> Exercise objective
Each line below must be set down exactly; omit any image you find.

────────────────

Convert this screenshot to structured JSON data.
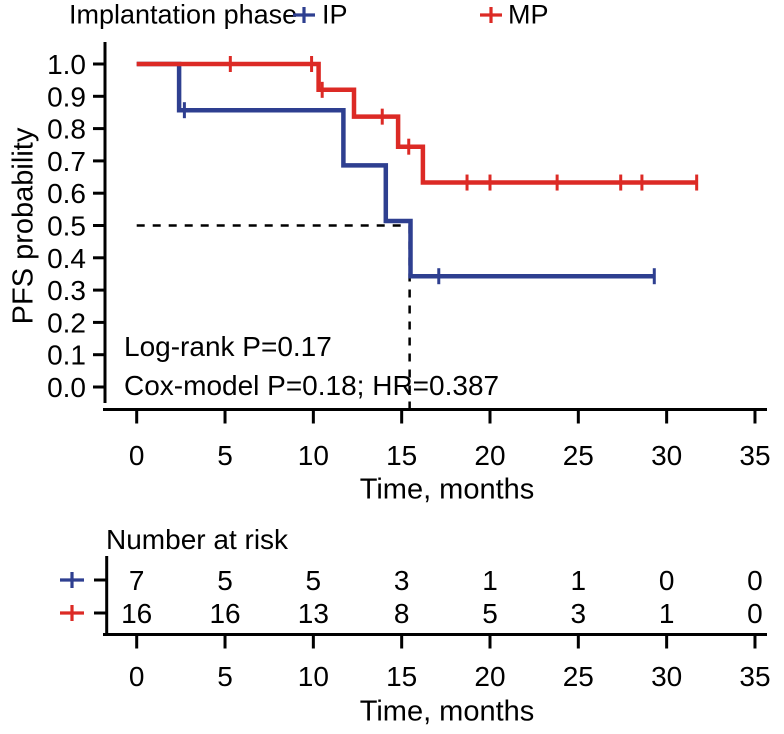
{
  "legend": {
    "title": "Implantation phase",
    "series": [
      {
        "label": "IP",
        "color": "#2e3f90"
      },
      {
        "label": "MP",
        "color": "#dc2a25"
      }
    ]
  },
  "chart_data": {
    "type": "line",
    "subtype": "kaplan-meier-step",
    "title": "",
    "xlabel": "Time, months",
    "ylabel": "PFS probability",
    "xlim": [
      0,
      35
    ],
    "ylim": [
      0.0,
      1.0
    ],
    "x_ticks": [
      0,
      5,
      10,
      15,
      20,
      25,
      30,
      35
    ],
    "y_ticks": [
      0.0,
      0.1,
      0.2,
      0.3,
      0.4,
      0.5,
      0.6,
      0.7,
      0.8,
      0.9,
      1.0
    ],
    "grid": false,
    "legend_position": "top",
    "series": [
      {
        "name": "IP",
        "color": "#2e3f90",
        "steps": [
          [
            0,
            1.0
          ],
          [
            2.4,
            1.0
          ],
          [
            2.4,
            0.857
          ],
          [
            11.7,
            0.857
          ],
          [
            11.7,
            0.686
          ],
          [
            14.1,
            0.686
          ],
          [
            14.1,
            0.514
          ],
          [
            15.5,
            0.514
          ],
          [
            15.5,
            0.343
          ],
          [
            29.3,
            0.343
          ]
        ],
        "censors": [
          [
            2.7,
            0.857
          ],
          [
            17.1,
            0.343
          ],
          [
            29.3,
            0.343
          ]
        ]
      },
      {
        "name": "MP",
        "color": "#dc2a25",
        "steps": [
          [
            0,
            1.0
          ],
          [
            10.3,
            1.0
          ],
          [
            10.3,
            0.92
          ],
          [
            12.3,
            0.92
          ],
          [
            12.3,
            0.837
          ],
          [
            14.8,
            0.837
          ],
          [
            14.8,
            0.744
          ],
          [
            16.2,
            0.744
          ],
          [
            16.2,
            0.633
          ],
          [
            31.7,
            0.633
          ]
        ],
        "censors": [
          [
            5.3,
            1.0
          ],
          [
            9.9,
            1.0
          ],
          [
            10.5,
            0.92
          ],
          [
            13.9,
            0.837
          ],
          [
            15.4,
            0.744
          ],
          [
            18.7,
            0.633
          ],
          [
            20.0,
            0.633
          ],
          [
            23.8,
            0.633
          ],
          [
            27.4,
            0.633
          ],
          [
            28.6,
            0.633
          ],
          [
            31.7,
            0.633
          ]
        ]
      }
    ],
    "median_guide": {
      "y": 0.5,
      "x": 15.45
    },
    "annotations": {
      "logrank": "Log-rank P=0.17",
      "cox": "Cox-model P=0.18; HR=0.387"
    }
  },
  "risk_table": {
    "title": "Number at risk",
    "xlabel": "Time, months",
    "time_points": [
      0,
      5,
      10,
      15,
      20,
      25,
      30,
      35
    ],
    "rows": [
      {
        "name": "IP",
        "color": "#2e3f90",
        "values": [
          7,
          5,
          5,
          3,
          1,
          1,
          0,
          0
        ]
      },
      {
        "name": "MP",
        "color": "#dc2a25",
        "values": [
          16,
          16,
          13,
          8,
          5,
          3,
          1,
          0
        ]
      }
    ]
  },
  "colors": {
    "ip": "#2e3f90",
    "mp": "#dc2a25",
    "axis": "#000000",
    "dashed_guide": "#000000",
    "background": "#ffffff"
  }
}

────────────────

> Result of the task
Convert this screenshot to structured JSON data.
{
  "legend": {
    "title": "Implantation phase",
    "series": [
      {
        "label": "IP",
        "color": "#2e3f90"
      },
      {
        "label": "MP",
        "color": "#dc2a25"
      }
    ]
  },
  "chart_data": {
    "type": "line",
    "subtype": "kaplan-meier-step",
    "title": "",
    "xlabel": "Time, months",
    "ylabel": "PFS probability",
    "xlim": [
      0,
      35
    ],
    "ylim": [
      0.0,
      1.0
    ],
    "x_ticks": [
      0,
      5,
      10,
      15,
      20,
      25,
      30,
      35
    ],
    "y_ticks": [
      0.0,
      0.1,
      0.2,
      0.3,
      0.4,
      0.5,
      0.6,
      0.7,
      0.8,
      0.9,
      1.0
    ],
    "grid": false,
    "legend_position": "top",
    "series": [
      {
        "name": "IP",
        "color": "#2e3f90",
        "steps": [
          [
            0,
            1.0
          ],
          [
            2.4,
            1.0
          ],
          [
            2.4,
            0.857
          ],
          [
            11.7,
            0.857
          ],
          [
            11.7,
            0.686
          ],
          [
            14.1,
            0.686
          ],
          [
            14.1,
            0.514
          ],
          [
            15.5,
            0.514
          ],
          [
            15.5,
            0.343
          ],
          [
            29.3,
            0.343
          ]
        ],
        "censors": [
          [
            2.7,
            0.857
          ],
          [
            17.1,
            0.343
          ],
          [
            29.3,
            0.343
          ]
        ]
      },
      {
        "name": "MP",
        "color": "#dc2a25",
        "steps": [
          [
            0,
            1.0
          ],
          [
            10.3,
            1.0
          ],
          [
            10.3,
            0.92
          ],
          [
            12.3,
            0.92
          ],
          [
            12.3,
            0.837
          ],
          [
            14.8,
            0.837
          ],
          [
            14.8,
            0.744
          ],
          [
            16.2,
            0.744
          ],
          [
            16.2,
            0.633
          ],
          [
            31.7,
            0.633
          ]
        ],
        "censors": [
          [
            5.3,
            1.0
          ],
          [
            9.9,
            1.0
          ],
          [
            10.5,
            0.92
          ],
          [
            13.9,
            0.837
          ],
          [
            15.4,
            0.744
          ],
          [
            18.7,
            0.633
          ],
          [
            20.0,
            0.633
          ],
          [
            23.8,
            0.633
          ],
          [
            27.4,
            0.633
          ],
          [
            28.6,
            0.633
          ],
          [
            31.7,
            0.633
          ]
        ]
      }
    ],
    "median_guide": {
      "y": 0.5,
      "x": 15.45
    },
    "annotations": {
      "logrank": "Log-rank P=0.17",
      "cox": "Cox-model P=0.18; HR=0.387"
    }
  },
  "risk_table": {
    "title": "Number at risk",
    "xlabel": "Time, months",
    "time_points": [
      0,
      5,
      10,
      15,
      20,
      25,
      30,
      35
    ],
    "rows": [
      {
        "name": "IP",
        "color": "#2e3f90",
        "values": [
          7,
          5,
          5,
          3,
          1,
          1,
          0,
          0
        ]
      },
      {
        "name": "MP",
        "color": "#dc2a25",
        "values": [
          16,
          16,
          13,
          8,
          5,
          3,
          1,
          0
        ]
      }
    ]
  },
  "colors": {
    "ip": "#2e3f90",
    "mp": "#dc2a25",
    "axis": "#000000",
    "dashed_guide": "#000000",
    "background": "#ffffff"
  }
}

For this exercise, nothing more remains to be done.